_Exercise goal_
Copy each line that holds "icon".

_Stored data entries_
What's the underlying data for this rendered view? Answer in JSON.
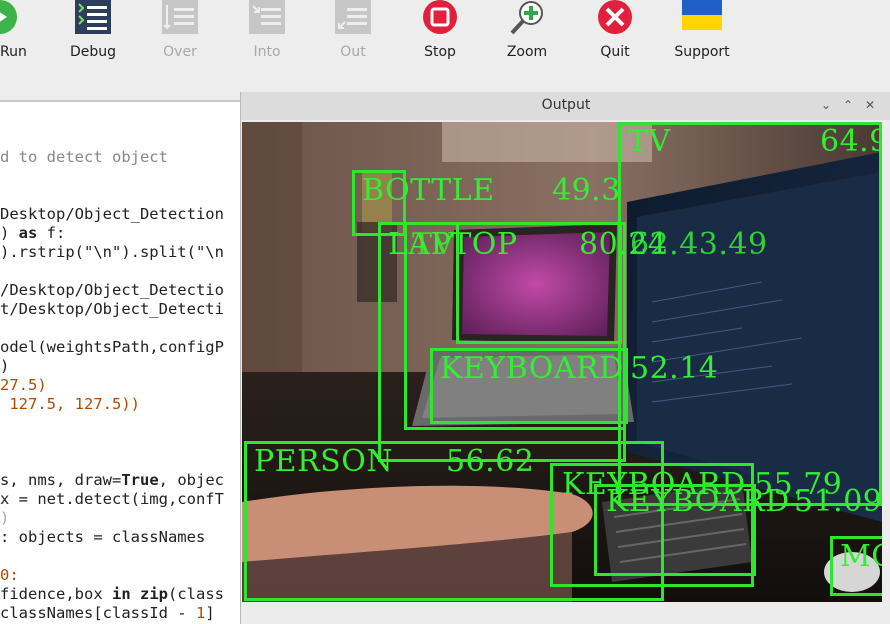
{
  "toolbar": {
    "buttons": [
      {
        "label": "Run",
        "icon": "run-icon",
        "enabled": true
      },
      {
        "label": "Debug",
        "icon": "debug-icon",
        "enabled": true
      },
      {
        "label": "Over",
        "icon": "step-over-icon",
        "enabled": false
      },
      {
        "label": "Into",
        "icon": "step-into-icon",
        "enabled": false
      },
      {
        "label": "Out",
        "icon": "step-out-icon",
        "enabled": false
      },
      {
        "label": "Stop",
        "icon": "stop-icon",
        "enabled": true
      },
      {
        "label": "Zoom",
        "icon": "zoom-icon",
        "enabled": true
      },
      {
        "label": "Quit",
        "icon": "quit-icon",
        "enabled": true
      },
      {
        "label": "Support",
        "icon": "ukraine-flag-icon",
        "enabled": true
      }
    ],
    "run_partial": "Run"
  },
  "editor": {
    "lines": [
      "d to detect object",
      "",
      "Desktop/Object_Detection",
      ") as f:",
      ").rstrip(\"\\n\").split(\"\\n",
      "",
      "/Desktop/Object_Detectio",
      "t/Desktop/Object_Detecti",
      "",
      "odel(weightsPath,configP",
      ")",
      "27.5)",
      " 127.5, 127.5))",
      "",
      "",
      "",
      "s, nms, draw=True, objec",
      "x = net.detect(img,confT",
      ")",
      ": objects = classNames",
      "",
      "0:",
      "fidence,box in zip(class",
      "classNames[classId - 1]"
    ]
  },
  "output_window": {
    "title": "Output",
    "controls": {
      "minimize": "⌄",
      "maximize": "⌃",
      "close": "✕"
    }
  },
  "detections": [
    {
      "label": "TV",
      "score": "64.9"
    },
    {
      "label": "BOTTLE",
      "score": "49.3"
    },
    {
      "label": "LAPTOP",
      "score": "80.24"
    },
    {
      "label": "TV",
      "score": "62.43.49"
    },
    {
      "label": "KEYBOARD",
      "score": "52.14"
    },
    {
      "label": "PERSON",
      "score": "56.62"
    },
    {
      "label": "KEYBOARD",
      "score": "55.79"
    },
    {
      "label": "KEYBOARD",
      "score": "51.09"
    },
    {
      "label": "MO",
      "score": ""
    }
  ],
  "colors": {
    "detection": "#2ee62e",
    "run": "#3cb44a",
    "stop": "#e0203c",
    "quit": "#e0203c",
    "flag_top": "#1f5fc8",
    "flag_bottom": "#ffd500"
  }
}
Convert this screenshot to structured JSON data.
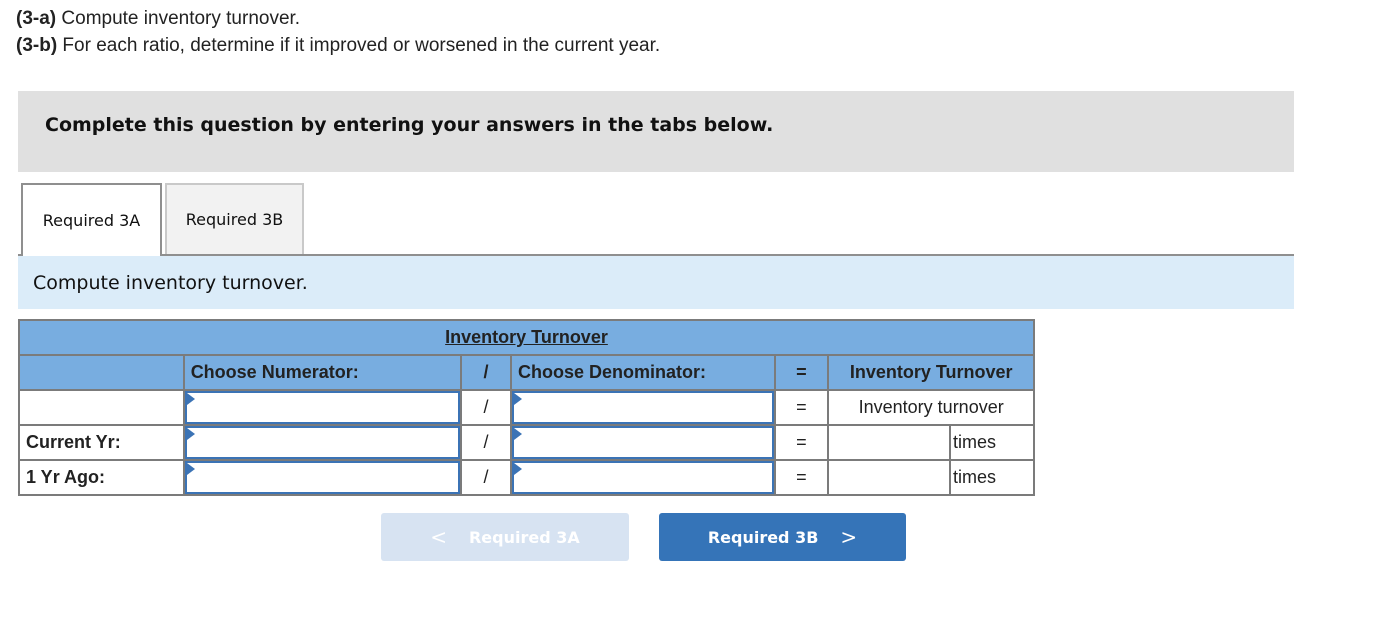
{
  "instructions": [
    {
      "tag": "(3-a)",
      "text": " Compute inventory turnover."
    },
    {
      "tag": "(3-b)",
      "text": " For each ratio, determine if it improved or worsened in the current year."
    }
  ],
  "banner": "Complete this question by entering your answers in the tabs below.",
  "tabs": [
    {
      "label": "Required 3A",
      "active": true
    },
    {
      "label": "Required 3B",
      "active": false
    }
  ],
  "subheading": "Compute inventory turnover.",
  "table": {
    "title": "Inventory Turnover",
    "headers": {
      "numerator": "Choose Numerator:",
      "divide": "/",
      "denominator": "Choose Denominator:",
      "equals": "=",
      "result": "Inventory Turnover"
    },
    "rows": [
      {
        "label": "",
        "numerator": "",
        "divide": "/",
        "denominator": "",
        "equals": "=",
        "result_label": "Inventory turnover"
      },
      {
        "label": "Current Yr:",
        "numerator": "",
        "divide": "/",
        "denominator": "",
        "equals": "=",
        "value": "",
        "unit": "times"
      },
      {
        "label": "1 Yr Ago:",
        "numerator": "",
        "divide": "/",
        "denominator": "",
        "equals": "=",
        "value": "",
        "unit": "times"
      }
    ]
  },
  "nav": {
    "prev_label": "Required 3A",
    "prev_icon": "chevron-left-icon",
    "prev_glyph": "<",
    "next_label": "Required 3B",
    "next_icon": "chevron-right-icon",
    "next_glyph": ">"
  }
}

_Task response_
        "icon": "run-icon",
        "icon": "debug-icon",
        "icon": "step-over-icon",
        "icon": "step-into-icon",
        "icon": "step-out-icon",
        "icon": "stop-icon",
        "icon": "zoom-icon",
        "icon": "quit-icon",
        "icon": "ukraine-flag-icon",
    "prev_icon": "chevron-left-icon",
    "next_icon": "chevron-right-icon",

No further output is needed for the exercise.